Stated task: Pull out every line below containing the word "annealing".

Data section:
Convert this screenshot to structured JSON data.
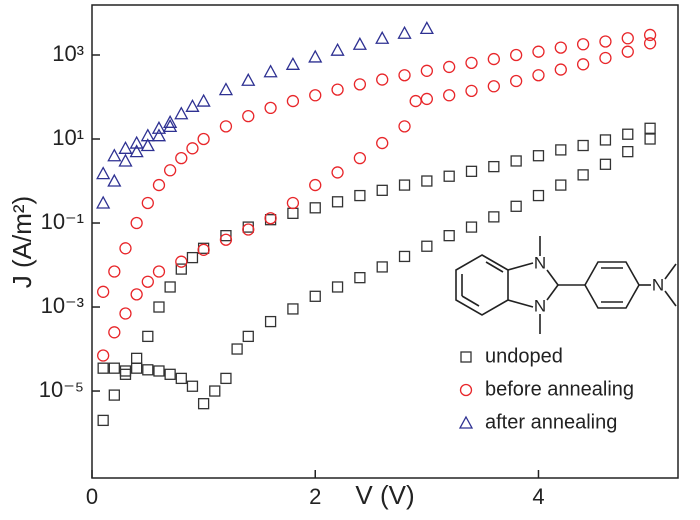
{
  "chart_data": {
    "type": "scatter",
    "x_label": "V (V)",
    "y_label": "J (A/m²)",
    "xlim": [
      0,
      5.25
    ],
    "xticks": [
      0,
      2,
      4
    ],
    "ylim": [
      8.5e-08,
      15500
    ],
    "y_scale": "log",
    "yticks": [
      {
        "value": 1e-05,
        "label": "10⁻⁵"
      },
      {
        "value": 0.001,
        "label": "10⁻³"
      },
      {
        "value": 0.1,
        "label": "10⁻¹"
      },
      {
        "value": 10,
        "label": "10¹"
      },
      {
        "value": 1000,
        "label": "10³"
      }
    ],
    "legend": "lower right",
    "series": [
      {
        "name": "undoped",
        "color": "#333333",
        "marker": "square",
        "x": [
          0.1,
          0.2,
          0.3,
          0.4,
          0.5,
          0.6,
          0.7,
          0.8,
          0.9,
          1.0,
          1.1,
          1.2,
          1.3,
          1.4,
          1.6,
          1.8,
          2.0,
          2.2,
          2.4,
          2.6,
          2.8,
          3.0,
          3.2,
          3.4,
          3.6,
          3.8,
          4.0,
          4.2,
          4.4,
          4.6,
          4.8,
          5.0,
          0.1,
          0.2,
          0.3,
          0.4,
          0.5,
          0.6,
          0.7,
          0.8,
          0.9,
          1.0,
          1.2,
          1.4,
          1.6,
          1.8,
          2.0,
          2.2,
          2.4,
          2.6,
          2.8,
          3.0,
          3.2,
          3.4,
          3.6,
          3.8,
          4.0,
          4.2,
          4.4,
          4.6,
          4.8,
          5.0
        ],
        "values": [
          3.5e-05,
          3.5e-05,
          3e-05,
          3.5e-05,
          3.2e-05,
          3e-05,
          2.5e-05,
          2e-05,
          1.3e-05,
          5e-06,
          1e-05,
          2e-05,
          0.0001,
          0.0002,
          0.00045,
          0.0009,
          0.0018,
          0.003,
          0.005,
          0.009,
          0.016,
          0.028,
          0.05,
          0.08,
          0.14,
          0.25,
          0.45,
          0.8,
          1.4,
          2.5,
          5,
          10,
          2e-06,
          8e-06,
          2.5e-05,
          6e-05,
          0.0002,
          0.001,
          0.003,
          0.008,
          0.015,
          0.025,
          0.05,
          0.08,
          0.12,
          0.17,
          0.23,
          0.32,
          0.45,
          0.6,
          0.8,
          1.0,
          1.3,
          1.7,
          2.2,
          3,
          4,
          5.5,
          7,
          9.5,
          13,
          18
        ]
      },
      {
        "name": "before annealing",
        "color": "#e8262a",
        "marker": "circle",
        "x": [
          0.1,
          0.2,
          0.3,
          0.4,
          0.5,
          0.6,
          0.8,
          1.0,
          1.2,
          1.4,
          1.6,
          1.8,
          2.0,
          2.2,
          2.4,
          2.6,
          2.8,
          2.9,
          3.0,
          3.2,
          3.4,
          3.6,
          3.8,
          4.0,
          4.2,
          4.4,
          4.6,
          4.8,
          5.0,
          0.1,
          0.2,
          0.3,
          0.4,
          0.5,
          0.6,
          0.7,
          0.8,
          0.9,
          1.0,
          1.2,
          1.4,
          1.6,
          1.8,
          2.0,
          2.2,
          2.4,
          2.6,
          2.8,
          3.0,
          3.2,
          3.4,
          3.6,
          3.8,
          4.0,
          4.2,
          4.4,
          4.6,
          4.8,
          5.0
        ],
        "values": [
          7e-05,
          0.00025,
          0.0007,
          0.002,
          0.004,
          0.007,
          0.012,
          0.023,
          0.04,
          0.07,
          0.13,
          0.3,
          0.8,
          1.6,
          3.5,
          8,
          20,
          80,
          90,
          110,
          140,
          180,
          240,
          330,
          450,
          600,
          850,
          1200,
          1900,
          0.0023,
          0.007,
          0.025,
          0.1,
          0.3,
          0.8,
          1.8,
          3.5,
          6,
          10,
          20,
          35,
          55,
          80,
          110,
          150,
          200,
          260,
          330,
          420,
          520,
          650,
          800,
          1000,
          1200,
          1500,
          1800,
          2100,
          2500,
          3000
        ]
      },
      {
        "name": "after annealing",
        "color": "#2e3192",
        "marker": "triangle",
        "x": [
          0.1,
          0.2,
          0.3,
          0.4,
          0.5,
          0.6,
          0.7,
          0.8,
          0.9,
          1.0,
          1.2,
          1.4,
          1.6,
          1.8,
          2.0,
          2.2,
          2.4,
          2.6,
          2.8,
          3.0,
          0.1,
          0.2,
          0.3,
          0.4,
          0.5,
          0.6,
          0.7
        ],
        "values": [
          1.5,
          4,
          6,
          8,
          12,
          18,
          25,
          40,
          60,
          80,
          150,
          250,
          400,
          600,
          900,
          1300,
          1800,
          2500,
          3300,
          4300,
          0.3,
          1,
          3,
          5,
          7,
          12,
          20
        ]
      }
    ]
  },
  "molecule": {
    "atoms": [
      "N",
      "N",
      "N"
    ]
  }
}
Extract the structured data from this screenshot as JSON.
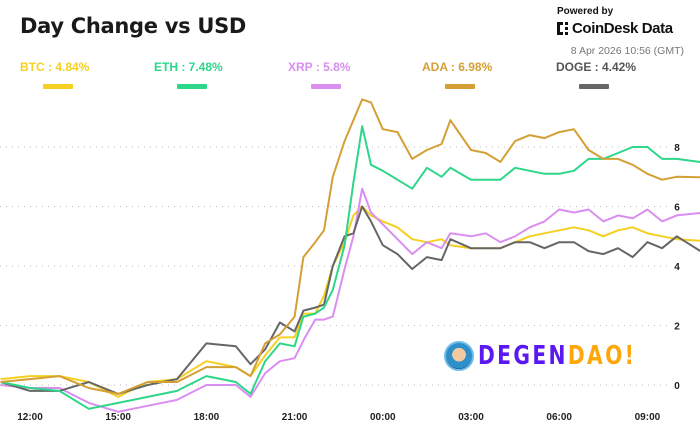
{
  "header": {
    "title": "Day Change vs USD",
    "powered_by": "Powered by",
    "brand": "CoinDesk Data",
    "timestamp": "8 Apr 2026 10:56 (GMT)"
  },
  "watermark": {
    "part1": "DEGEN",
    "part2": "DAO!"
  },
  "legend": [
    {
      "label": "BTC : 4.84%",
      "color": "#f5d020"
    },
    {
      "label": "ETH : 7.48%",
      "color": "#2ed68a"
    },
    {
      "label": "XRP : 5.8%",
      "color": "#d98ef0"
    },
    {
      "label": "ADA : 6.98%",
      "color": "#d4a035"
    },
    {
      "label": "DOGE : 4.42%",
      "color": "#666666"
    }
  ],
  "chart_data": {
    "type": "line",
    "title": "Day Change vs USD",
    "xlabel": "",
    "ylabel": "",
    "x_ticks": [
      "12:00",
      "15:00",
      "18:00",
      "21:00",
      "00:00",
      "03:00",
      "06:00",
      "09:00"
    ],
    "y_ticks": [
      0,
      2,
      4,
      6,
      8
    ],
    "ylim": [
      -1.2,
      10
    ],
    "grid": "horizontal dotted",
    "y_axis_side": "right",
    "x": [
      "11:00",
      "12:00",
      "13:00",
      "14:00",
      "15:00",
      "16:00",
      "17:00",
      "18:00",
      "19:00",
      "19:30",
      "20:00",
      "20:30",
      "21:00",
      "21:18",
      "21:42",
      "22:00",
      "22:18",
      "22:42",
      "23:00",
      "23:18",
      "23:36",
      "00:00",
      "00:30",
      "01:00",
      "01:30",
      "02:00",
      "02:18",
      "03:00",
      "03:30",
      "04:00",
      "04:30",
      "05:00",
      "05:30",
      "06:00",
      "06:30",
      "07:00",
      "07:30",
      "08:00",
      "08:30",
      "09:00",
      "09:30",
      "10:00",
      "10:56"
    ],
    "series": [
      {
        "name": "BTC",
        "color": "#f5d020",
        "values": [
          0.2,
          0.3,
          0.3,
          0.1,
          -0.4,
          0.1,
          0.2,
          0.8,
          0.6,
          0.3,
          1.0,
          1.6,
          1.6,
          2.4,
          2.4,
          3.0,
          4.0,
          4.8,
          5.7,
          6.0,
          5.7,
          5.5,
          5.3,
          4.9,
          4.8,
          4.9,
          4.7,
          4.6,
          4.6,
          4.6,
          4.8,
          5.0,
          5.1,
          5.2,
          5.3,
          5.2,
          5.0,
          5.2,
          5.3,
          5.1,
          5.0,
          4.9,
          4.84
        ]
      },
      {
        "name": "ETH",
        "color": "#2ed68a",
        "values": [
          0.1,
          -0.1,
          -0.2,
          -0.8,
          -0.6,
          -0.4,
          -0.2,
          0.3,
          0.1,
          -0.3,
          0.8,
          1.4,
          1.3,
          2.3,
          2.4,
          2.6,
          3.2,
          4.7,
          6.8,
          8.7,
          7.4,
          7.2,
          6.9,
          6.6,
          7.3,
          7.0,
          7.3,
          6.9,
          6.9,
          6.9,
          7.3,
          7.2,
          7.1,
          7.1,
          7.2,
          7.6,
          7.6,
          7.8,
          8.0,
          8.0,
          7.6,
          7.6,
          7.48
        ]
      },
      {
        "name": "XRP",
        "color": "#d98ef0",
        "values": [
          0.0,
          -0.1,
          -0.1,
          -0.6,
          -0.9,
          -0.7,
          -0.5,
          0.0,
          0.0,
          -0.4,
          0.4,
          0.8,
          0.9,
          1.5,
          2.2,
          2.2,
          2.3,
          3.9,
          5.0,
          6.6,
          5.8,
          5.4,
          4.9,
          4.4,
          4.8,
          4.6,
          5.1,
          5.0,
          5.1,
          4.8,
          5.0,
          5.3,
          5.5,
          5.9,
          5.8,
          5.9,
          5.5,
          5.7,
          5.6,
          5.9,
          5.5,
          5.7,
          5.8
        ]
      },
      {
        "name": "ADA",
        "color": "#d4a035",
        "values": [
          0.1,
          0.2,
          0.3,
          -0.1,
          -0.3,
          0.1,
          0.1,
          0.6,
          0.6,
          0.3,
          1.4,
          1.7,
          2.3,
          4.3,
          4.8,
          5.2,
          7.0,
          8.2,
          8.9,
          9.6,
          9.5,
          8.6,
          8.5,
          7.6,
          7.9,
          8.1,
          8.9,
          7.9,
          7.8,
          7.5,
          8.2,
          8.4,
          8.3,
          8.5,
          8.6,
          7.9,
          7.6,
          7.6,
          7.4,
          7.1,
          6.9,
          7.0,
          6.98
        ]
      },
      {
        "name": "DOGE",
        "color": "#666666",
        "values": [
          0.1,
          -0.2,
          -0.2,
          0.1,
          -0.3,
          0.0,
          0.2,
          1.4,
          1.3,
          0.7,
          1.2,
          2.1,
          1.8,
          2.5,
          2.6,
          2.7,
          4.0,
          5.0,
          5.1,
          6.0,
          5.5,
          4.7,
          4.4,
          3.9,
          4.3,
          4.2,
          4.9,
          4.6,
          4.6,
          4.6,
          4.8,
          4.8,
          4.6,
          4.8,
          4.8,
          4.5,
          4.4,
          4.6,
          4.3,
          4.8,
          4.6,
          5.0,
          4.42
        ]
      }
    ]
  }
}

Reply to the task:
        "name": "before annealing",
        "name": "after annealing",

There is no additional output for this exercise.